- _Aim 1_
List every distinct measurement given in inches in the helix thread.
- _Aim 2_
Print the passage of the helix thread that opens with the words containing "# Anyone made" and closes with "thoughts or ideas?", copied exactly.

- _Text shown_
# Anyone made a helix?



## Randy Stone (Jan 2, 2008)

If I had the room I'd love to put an 8 or 10 foot diameter helix together to drop from my table height of 42 inches to ground level. Figuring that you would have to allow clearance for most eveything except maybe 1;20.3 stuff, what would the grade end up being? It could even be a dobble track with one line going up and the other going down. Any thoughts or ideas?


----------



## Semper Vaporo (Jan 2, 2008)

Well... thimking whilst I is typing...

Assuming the loops of track are directly over each other, then the clearance from one to the next has to fit a train. That distance has to include the thickness of the roadbed and track, and the height of the tallest train. Assume 8 inches for the train and 2 inches for the roadbed (that should be plenty and probably could be reduced!) that is a 10 inch change in elevation per loop, so you need 42/10 = 4.2 loops to drop 42-inches.

- _Data rows_

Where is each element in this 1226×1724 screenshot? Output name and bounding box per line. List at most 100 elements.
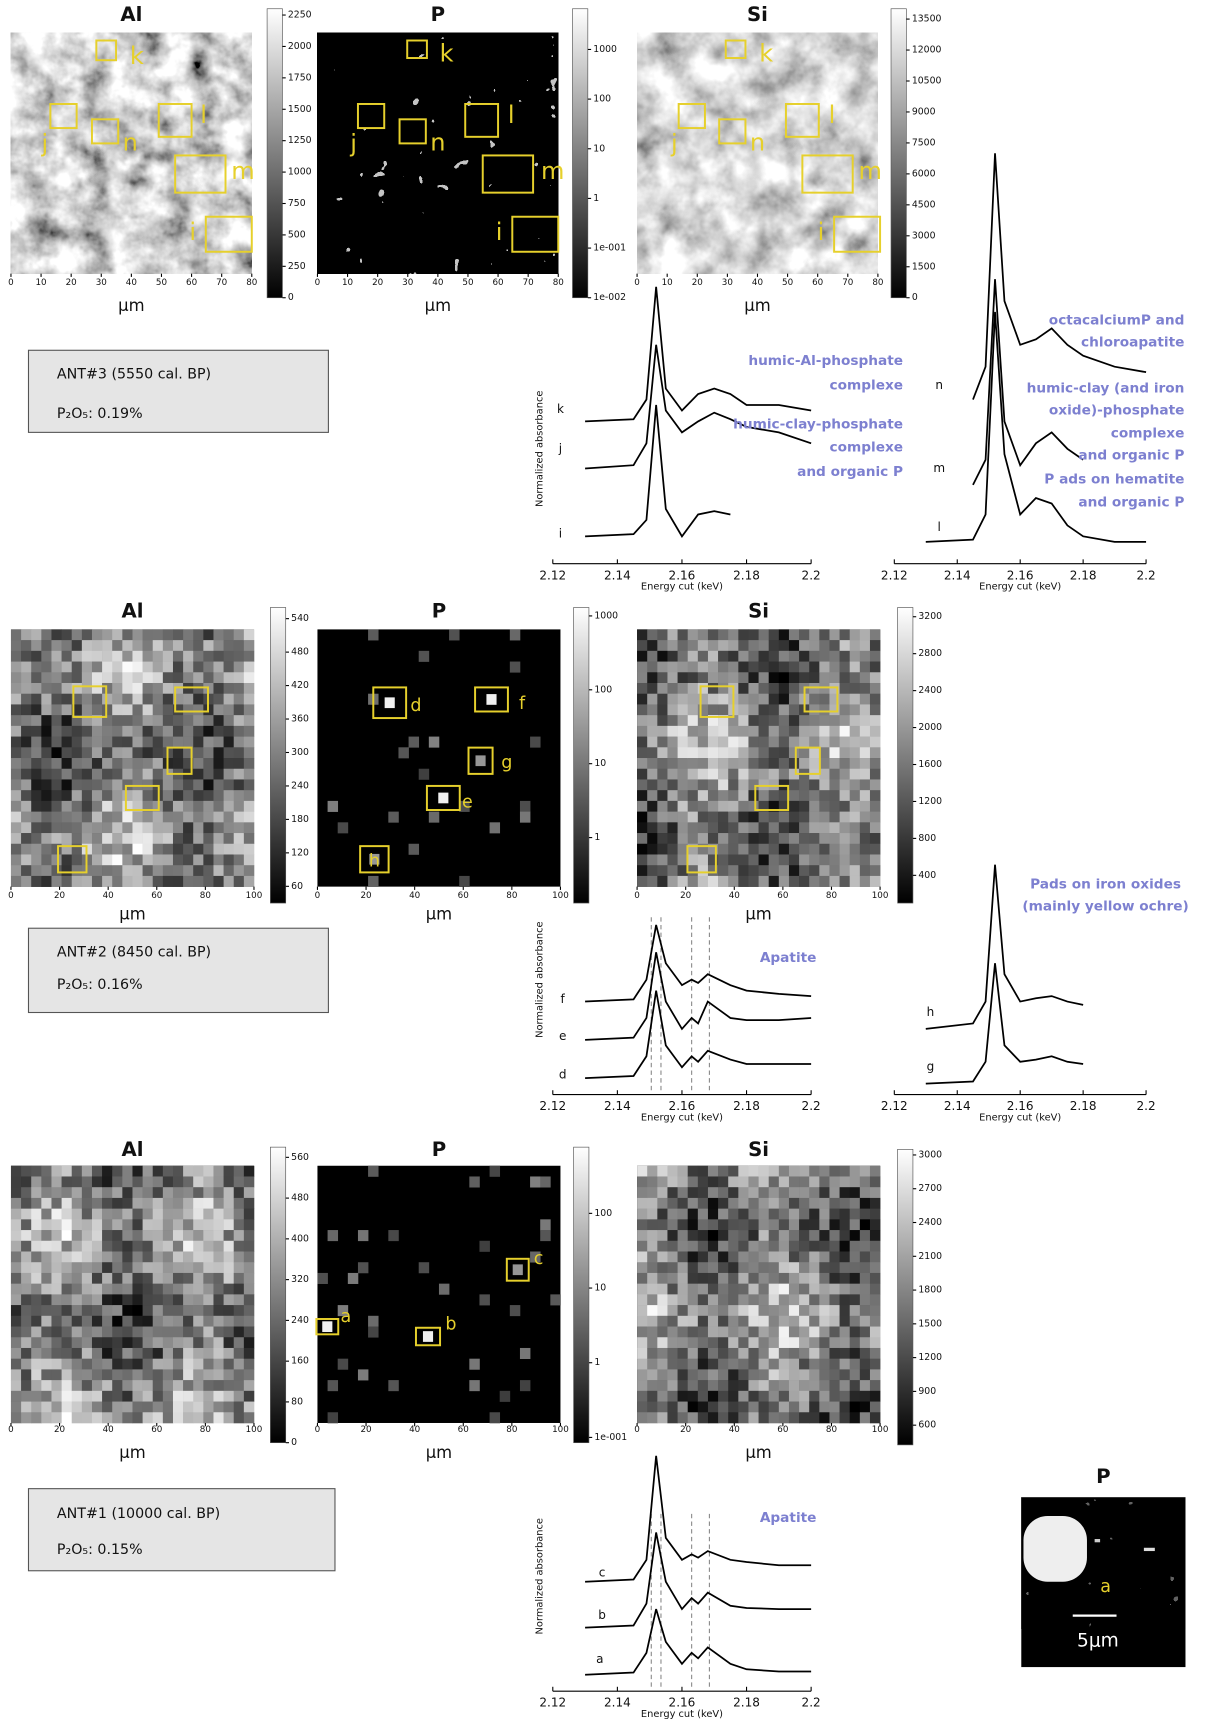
map-pixel xyxy=(21,1305,32,1317)
map-pixel xyxy=(233,1347,245,1360)
map-pixel xyxy=(829,661,840,673)
map-pixel xyxy=(849,715,861,727)
map-pixel xyxy=(162,854,174,866)
map-pixel xyxy=(142,715,154,727)
map-pixel xyxy=(728,1347,739,1360)
map-pixel xyxy=(738,854,749,866)
map-pixel xyxy=(667,704,678,716)
map-pixel xyxy=(203,1197,214,1209)
map-pixel xyxy=(748,1390,759,1402)
map-pixel xyxy=(172,725,184,737)
map-pixel xyxy=(647,747,658,759)
colorbar-tick-label: 300 xyxy=(291,747,309,758)
map-pixel xyxy=(213,1165,224,1177)
map-pixel xyxy=(183,1187,194,1199)
x-tick-label: 2.16 xyxy=(1007,1099,1034,1113)
map-pixel xyxy=(718,779,729,791)
map-pixel xyxy=(223,704,235,716)
map-pixel xyxy=(677,1176,689,1188)
map-pixel xyxy=(869,1187,881,1199)
map-pixel xyxy=(748,1412,759,1424)
map-pixel xyxy=(61,854,73,866)
x-tick-label: 10 xyxy=(662,278,673,288)
map-pixel xyxy=(839,768,851,780)
map-pixel xyxy=(91,1369,103,1381)
map-pixel xyxy=(10,1401,22,1413)
map-pixel xyxy=(41,843,52,855)
map-pixel xyxy=(193,672,204,684)
map-pixel xyxy=(788,1294,800,1306)
spectrum-label: j xyxy=(558,441,562,455)
map-pixel xyxy=(41,1176,52,1188)
map-pixel xyxy=(51,640,62,652)
map-pixel xyxy=(667,1251,678,1263)
map-pixel xyxy=(859,1208,871,1220)
map-pixel xyxy=(193,1412,204,1424)
map-pixel xyxy=(10,843,22,855)
map-pixel xyxy=(637,822,648,834)
map-pixel xyxy=(132,1197,143,1209)
map-pixel xyxy=(839,725,851,737)
map-pixel xyxy=(71,875,83,887)
map-pixel xyxy=(697,1358,709,1370)
map-pixel xyxy=(213,1187,224,1199)
map-pixel xyxy=(223,1165,235,1177)
map-pixel xyxy=(142,1219,154,1231)
map-pixel xyxy=(223,1240,235,1252)
map-pixel xyxy=(193,1315,204,1327)
map-pixel xyxy=(41,1380,52,1392)
map-pixel xyxy=(81,1337,93,1349)
map-pixel xyxy=(71,1358,83,1370)
map-pixel xyxy=(172,1347,184,1360)
map-pixel xyxy=(728,875,739,887)
map-pixel xyxy=(859,758,871,770)
map-pixel xyxy=(21,747,32,759)
map-pixel xyxy=(677,1412,689,1424)
map-pixel xyxy=(183,747,194,759)
map-pixel xyxy=(213,1337,224,1349)
map-pixel xyxy=(132,1240,143,1252)
map-pixel xyxy=(788,672,800,684)
map-pixel xyxy=(839,661,851,673)
map-pixel xyxy=(839,833,851,845)
map-pixel xyxy=(223,1272,235,1284)
map-pixel xyxy=(799,1197,810,1209)
map-pixel xyxy=(21,682,32,695)
map-pixel xyxy=(152,1219,164,1231)
map-pixel xyxy=(203,875,214,887)
map-pixel xyxy=(233,1219,245,1231)
map-pixel xyxy=(21,865,32,877)
map-pixel xyxy=(122,758,133,770)
map-pixel xyxy=(829,1230,840,1242)
colorbar-tick-label: 1750 xyxy=(288,72,312,83)
map-pixel xyxy=(122,1294,133,1306)
map-pixel xyxy=(223,1176,235,1188)
map-pixel xyxy=(193,758,204,770)
map-pixel xyxy=(102,758,113,770)
map-pixel xyxy=(748,1358,759,1370)
map-pixel xyxy=(728,790,739,802)
roi-label: n xyxy=(430,128,445,156)
map-pixel xyxy=(233,779,245,791)
map-pixel xyxy=(738,1347,749,1360)
map-pixel xyxy=(778,1305,790,1317)
map-pixel xyxy=(51,715,62,727)
colorbar-tick-label: 750 xyxy=(288,198,306,209)
roi-box xyxy=(505,1257,530,1282)
map-pixel xyxy=(91,1326,103,1338)
map-pixel xyxy=(71,747,83,759)
map-pixel xyxy=(91,800,103,812)
map-pixel xyxy=(809,650,820,662)
map-pixel xyxy=(778,1219,790,1231)
map-pixel xyxy=(728,1262,739,1274)
map-pixel xyxy=(10,790,22,802)
map-pixel xyxy=(21,736,32,748)
map-pixel xyxy=(788,1358,800,1370)
map-pixel xyxy=(768,693,780,705)
x-tick-label: 80 xyxy=(506,891,517,901)
map-pixel xyxy=(183,682,194,695)
map-pixel xyxy=(819,693,830,705)
map-pixel xyxy=(122,682,133,695)
roi-label: n xyxy=(123,128,138,156)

- _Complete output 1_
42 inches, 8 inches, 2 inches, 10 inches

- _Complete output 2_
# Anyone made a helix?



## Randy Stone (Jan 2, 2008)

If I had the room I'd love to put an 8 or 10 foot diameter helix together to drop from my table height of 42 inches to ground level. Figuring that you would have to allow clearance for most eveything except maybe 1;20.3 stuff, what would the grade end up being? It could even be a dobble track with one line going up and the other going down. Any thoughts or ideas?